List each line of the data that holds the word "IOPS".
══ Records to process ══
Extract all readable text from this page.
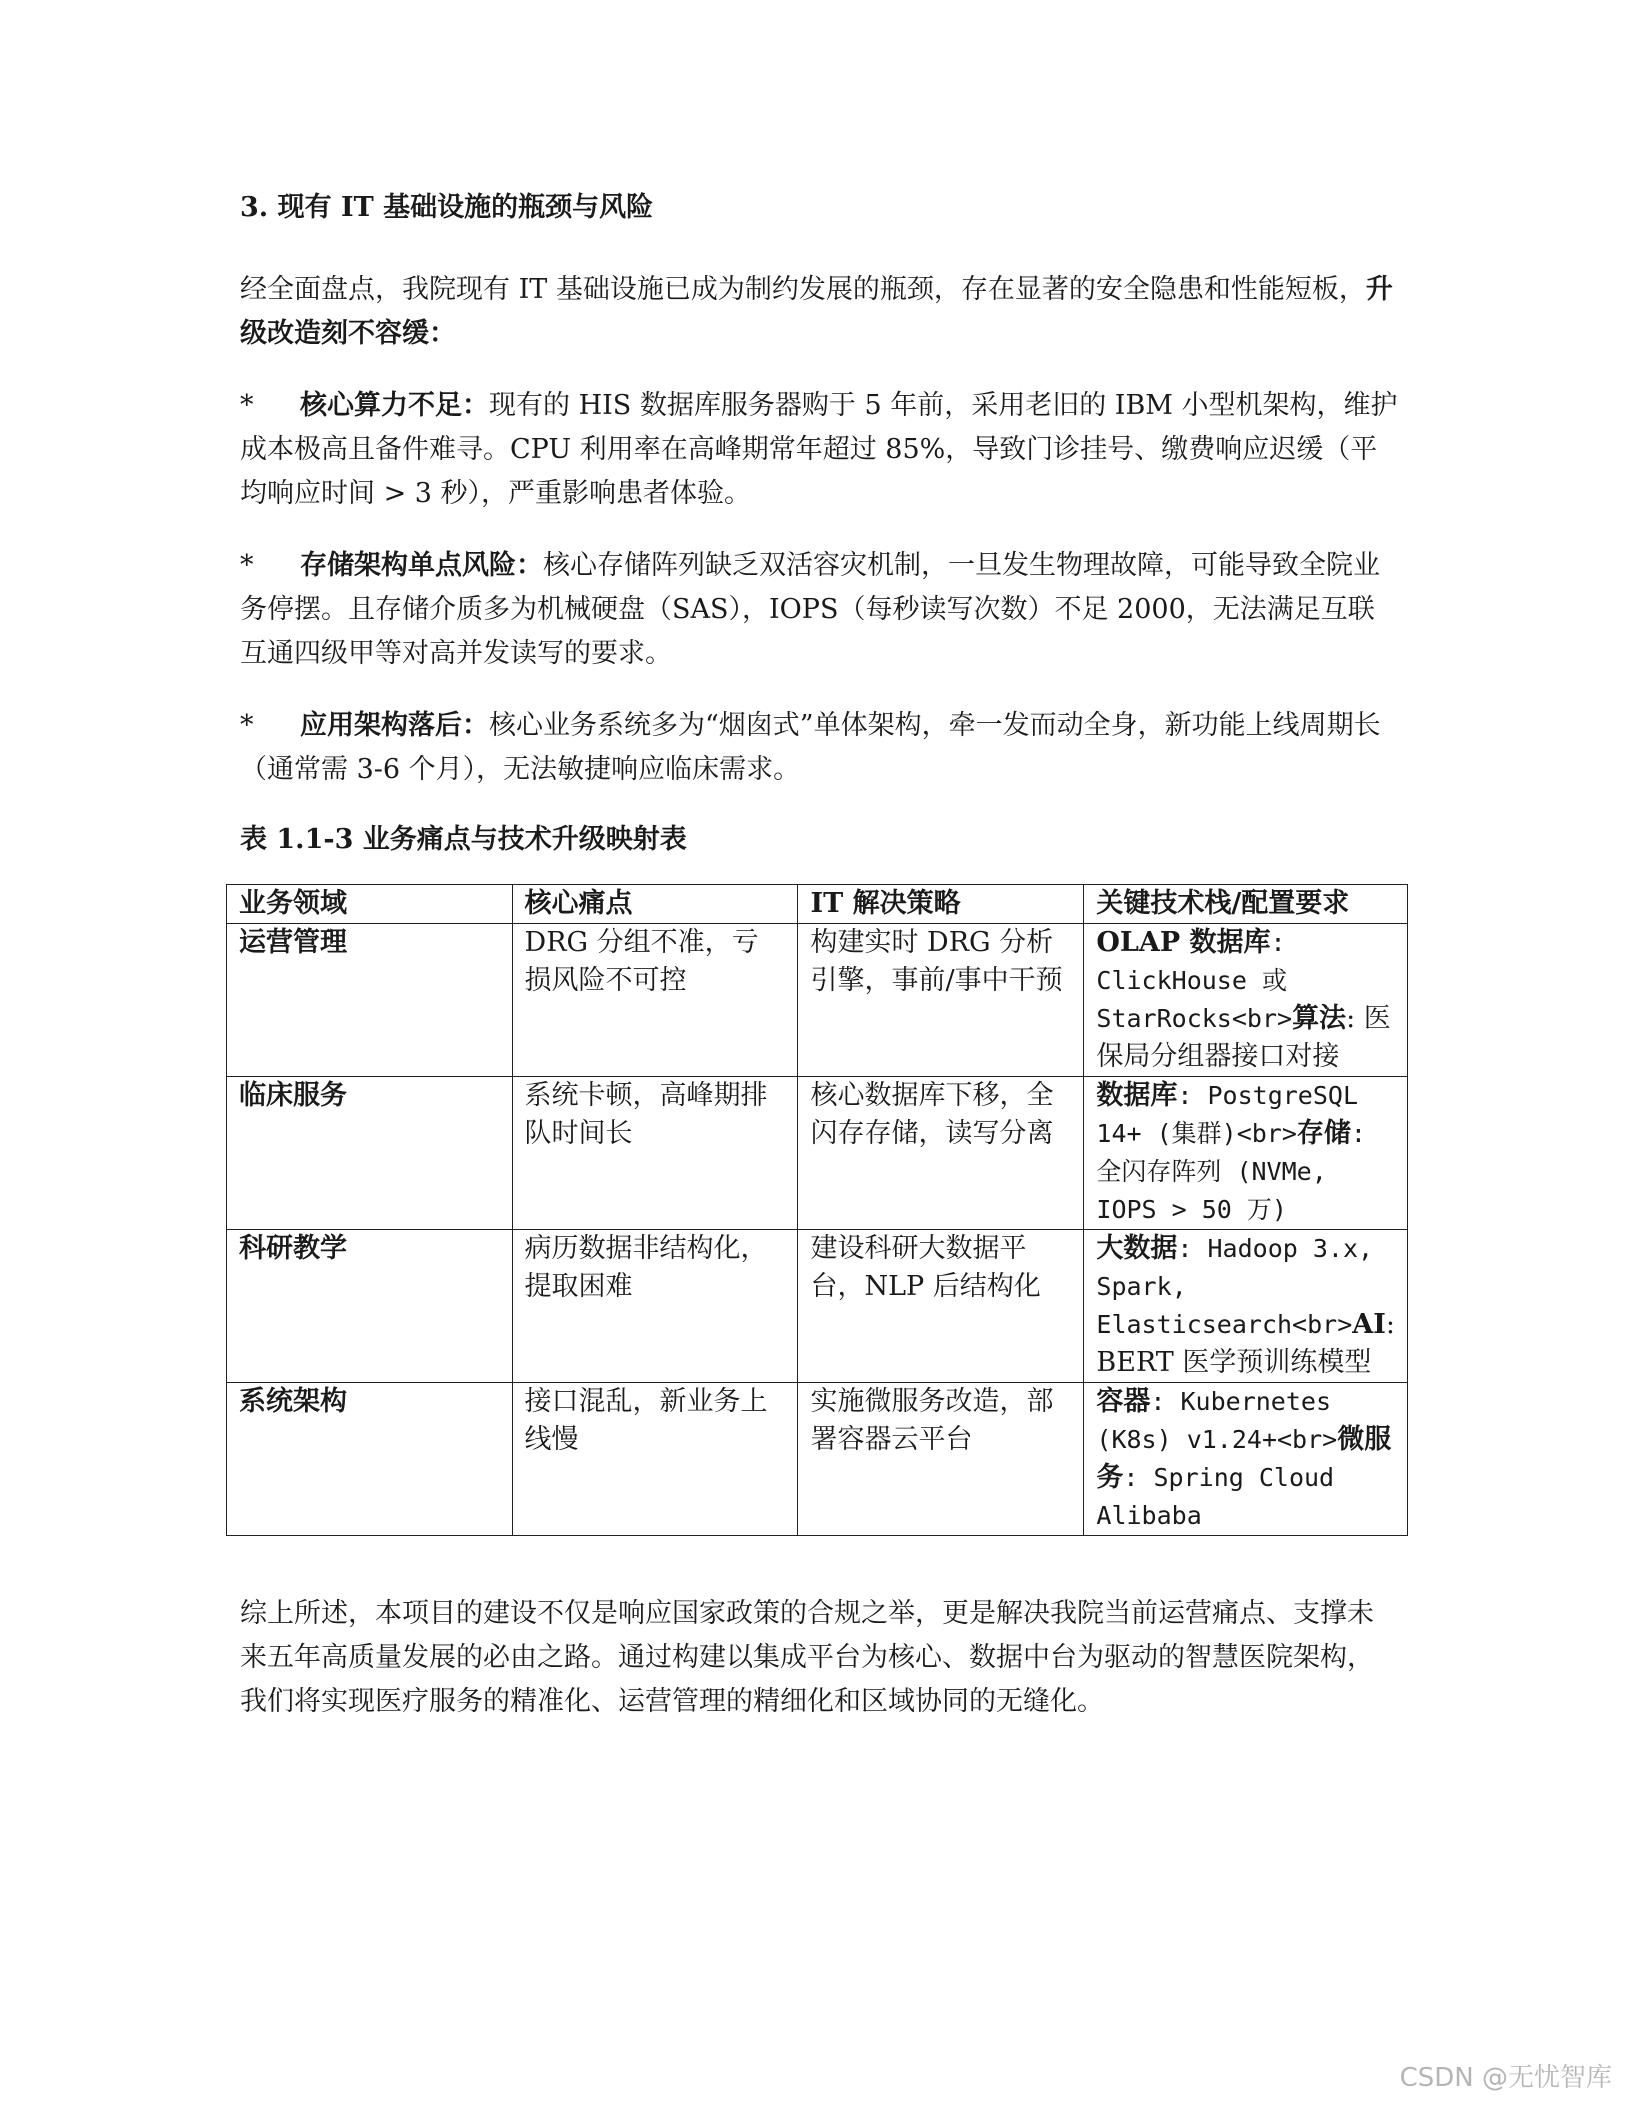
3. 现有 IT 基础设施的瓶颈与风险

经全面盘点，我院现有 IT 基础设施已成为制约发展的瓶颈，存在显著的安全隐患和性能短板，升级改造刻不容缓：

* 核心算力不足：现有的 HIS 数据库服务器购于 5 年前，采用老旧的 IBM 小型机架构，维护成本极高且备件难寻。CPU 利用率在高峰期常年超过 85%，导致门诊挂号、缴费响应迟缓（平均响应时间 > 3 秒），严重影响患者体验。

* 存储架构单点风险：核心存储阵列缺乏双活容灾机制，一旦发生物理故障，可能导致全院业务停摆。且存储介质多为机械硬盘（SAS），IOPS（每秒读写次数）不足 2000，无法满足互联互通四级甲等对高并发读写的要求。

* 应用架构落后：核心业务系统多为“烟囱式”单体架构，牵一发而动全身，新功能上线周期长（通常需 3-6 个月），无法敏捷响应临床需求。

表 1.1-3 业务痛点与技术升级映射表
业务领域	核心痛点	IT 解决策略	关键技术栈/配置要求
运营管理	DRG 分组不准，亏损风险不可控	构建实时 DRG 分析引擎，事前/事中干预	OLAP 数据库: ClickHouse 或 StarRocks<br>算法: 医保局分组器接口对接
临床服务	系统卡顿，高峰期排队时间长	核心数据库下移，全闪存存储，读写分离	数据库: PostgreSQL 14+ (集群)<br>存储: 全闪存阵列 (NVMe, IOPS > 50 万)
科研教学	病历数据非结构化，提取困难	建设科研大数据平台，NLP 后结构化	大数据: Hadoop 3.x, Spark, Elasticsearch<br>AI: BERT 医学预训练模型
系统架构	接口混乱，新业务上线慢	实施微服务改造，部署容器云平台	容器: Kubernetes (K8s) v1.24+<br>微服务: Spring Cloud Alibaba

综上所述，本项目的建设不仅是响应国家政策的合规之举，更是解决我院当前运营痛点、支撑未来五年高质量发展的必由之路。通过构建以集成平台为核心、数据中台为驱动的智慧医院架构，我们将实现医疗服务的精准化、运营管理的精细化和区域协同的无缝化。

CSDN @无忧智库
═══
**The answer:**
* 存储架构单点风险：核心存储阵列缺乏双活容灾机制，一旦发生物理故障，可能导致全院业务停摆。且存储介质多为机械硬盘（SAS），IOPS（每秒读写次数）不足 2000，无法满足互联互通四级甲等对高并发读写的要求。
临床服务	系统卡顿，高峰期排队时间长	核心数据库下移，全闪存存储，读写分离	数据库: PostgreSQL 14+ (集群)<br>存储: 全闪存阵列 (NVMe, IOPS > 50 万)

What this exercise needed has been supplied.